TASK INSTRUCTIONS: Report only the number of lines holding "Center".

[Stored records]
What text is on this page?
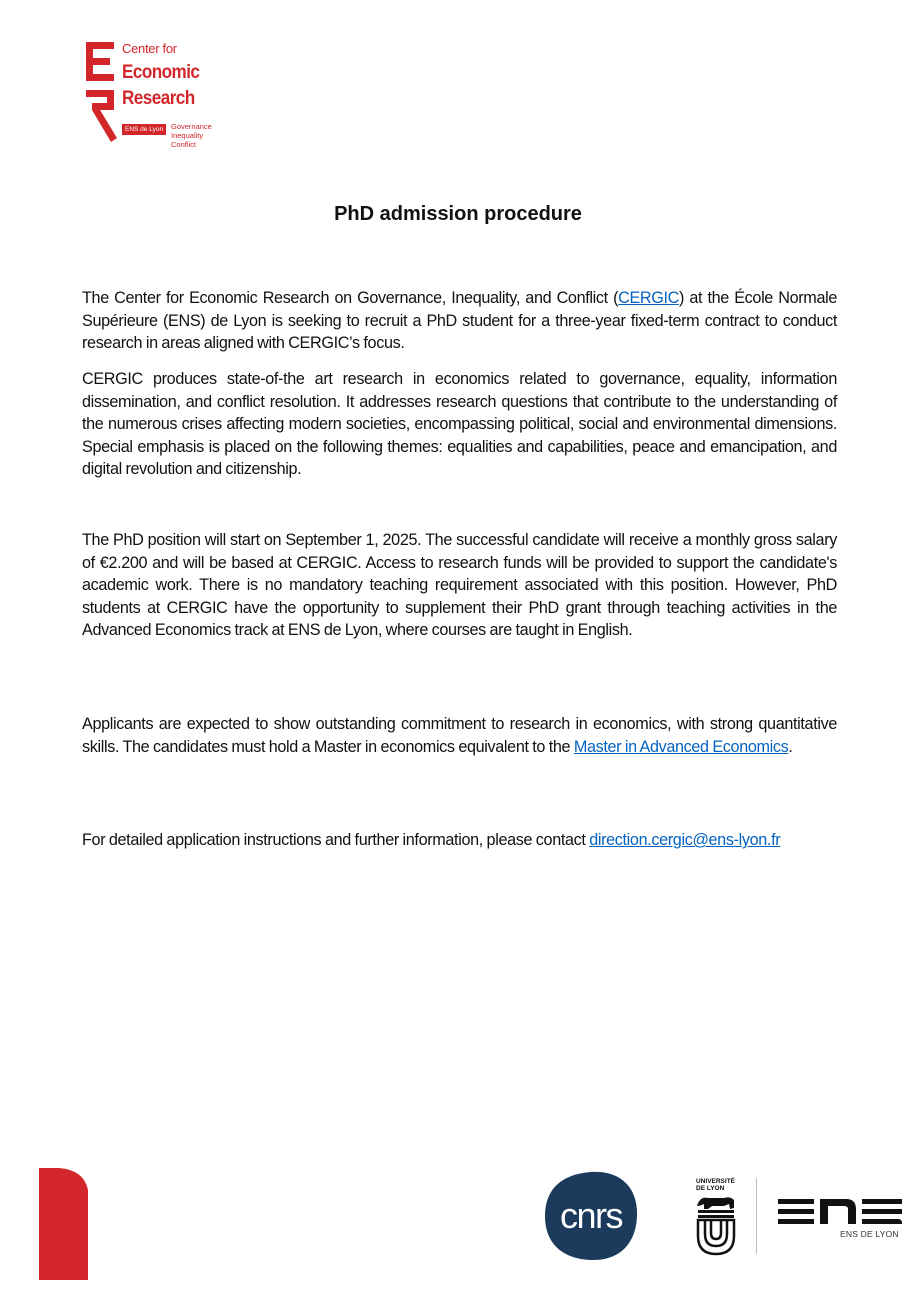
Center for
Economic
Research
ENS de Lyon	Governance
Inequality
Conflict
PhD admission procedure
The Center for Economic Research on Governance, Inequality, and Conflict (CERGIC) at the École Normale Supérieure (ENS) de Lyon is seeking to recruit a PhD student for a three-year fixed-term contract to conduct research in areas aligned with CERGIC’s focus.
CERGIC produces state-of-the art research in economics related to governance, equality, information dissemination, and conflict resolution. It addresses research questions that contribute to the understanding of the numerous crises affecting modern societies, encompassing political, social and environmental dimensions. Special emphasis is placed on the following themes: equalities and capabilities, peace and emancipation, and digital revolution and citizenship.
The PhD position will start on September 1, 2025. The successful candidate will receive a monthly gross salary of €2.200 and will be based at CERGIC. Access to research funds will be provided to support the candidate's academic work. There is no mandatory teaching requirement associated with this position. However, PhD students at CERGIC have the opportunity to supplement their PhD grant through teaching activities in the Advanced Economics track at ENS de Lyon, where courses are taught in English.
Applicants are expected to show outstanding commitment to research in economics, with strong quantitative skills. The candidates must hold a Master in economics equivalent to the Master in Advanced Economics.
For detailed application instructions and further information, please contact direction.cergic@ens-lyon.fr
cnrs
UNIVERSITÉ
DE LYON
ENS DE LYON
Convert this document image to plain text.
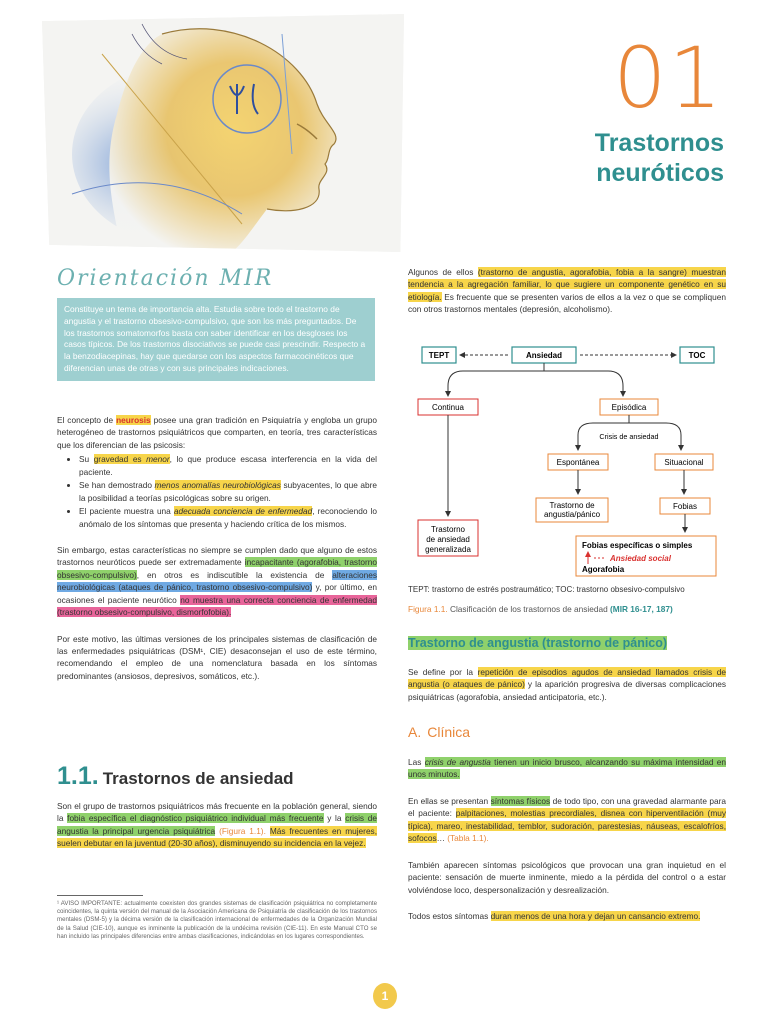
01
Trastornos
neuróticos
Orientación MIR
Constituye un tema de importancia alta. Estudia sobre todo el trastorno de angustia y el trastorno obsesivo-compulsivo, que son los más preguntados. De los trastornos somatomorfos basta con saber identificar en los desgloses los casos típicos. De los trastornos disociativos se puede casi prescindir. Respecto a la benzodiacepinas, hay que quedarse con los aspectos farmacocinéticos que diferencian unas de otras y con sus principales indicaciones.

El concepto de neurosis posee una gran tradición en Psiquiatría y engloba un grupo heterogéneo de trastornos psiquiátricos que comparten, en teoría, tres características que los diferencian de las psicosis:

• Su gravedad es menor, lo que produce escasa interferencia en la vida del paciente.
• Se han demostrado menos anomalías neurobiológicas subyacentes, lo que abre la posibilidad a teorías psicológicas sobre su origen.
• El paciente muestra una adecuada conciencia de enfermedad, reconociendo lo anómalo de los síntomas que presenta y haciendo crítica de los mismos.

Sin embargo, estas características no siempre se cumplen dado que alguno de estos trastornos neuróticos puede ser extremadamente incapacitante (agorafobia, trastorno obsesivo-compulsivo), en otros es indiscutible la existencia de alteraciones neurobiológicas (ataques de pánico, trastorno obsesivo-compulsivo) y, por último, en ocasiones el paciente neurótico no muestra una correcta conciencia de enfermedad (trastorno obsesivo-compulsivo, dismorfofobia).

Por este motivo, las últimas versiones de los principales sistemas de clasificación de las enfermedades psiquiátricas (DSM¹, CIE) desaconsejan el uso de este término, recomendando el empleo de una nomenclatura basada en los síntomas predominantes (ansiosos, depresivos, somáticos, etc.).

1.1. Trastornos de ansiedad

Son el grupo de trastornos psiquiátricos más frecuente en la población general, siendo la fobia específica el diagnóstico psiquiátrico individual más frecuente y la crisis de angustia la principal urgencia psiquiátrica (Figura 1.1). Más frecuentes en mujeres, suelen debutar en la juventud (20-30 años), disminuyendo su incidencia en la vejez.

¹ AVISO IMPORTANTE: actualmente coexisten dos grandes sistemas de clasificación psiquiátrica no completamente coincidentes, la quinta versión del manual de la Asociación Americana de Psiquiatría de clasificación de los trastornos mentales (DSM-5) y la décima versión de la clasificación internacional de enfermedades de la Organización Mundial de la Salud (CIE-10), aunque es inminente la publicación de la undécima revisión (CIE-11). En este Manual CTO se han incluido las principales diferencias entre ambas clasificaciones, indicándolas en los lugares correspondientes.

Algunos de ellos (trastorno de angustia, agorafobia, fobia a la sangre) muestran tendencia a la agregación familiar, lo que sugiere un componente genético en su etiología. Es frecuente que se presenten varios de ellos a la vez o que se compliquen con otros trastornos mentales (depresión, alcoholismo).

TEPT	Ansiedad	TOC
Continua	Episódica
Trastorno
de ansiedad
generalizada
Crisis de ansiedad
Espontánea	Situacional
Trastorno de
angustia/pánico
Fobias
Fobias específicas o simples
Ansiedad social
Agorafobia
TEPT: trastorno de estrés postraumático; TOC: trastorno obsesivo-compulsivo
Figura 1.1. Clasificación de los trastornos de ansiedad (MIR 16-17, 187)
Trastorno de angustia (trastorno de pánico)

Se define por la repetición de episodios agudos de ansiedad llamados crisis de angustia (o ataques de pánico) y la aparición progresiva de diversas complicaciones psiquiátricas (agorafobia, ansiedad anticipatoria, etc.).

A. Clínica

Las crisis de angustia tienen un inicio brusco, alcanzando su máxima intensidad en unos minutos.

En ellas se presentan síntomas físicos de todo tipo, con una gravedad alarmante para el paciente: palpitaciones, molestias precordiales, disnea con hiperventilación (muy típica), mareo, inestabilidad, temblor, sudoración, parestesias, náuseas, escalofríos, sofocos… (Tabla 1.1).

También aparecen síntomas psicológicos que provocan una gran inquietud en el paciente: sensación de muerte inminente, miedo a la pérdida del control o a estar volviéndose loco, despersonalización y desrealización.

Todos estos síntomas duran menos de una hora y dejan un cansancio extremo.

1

FINISHED EXERCISE: 2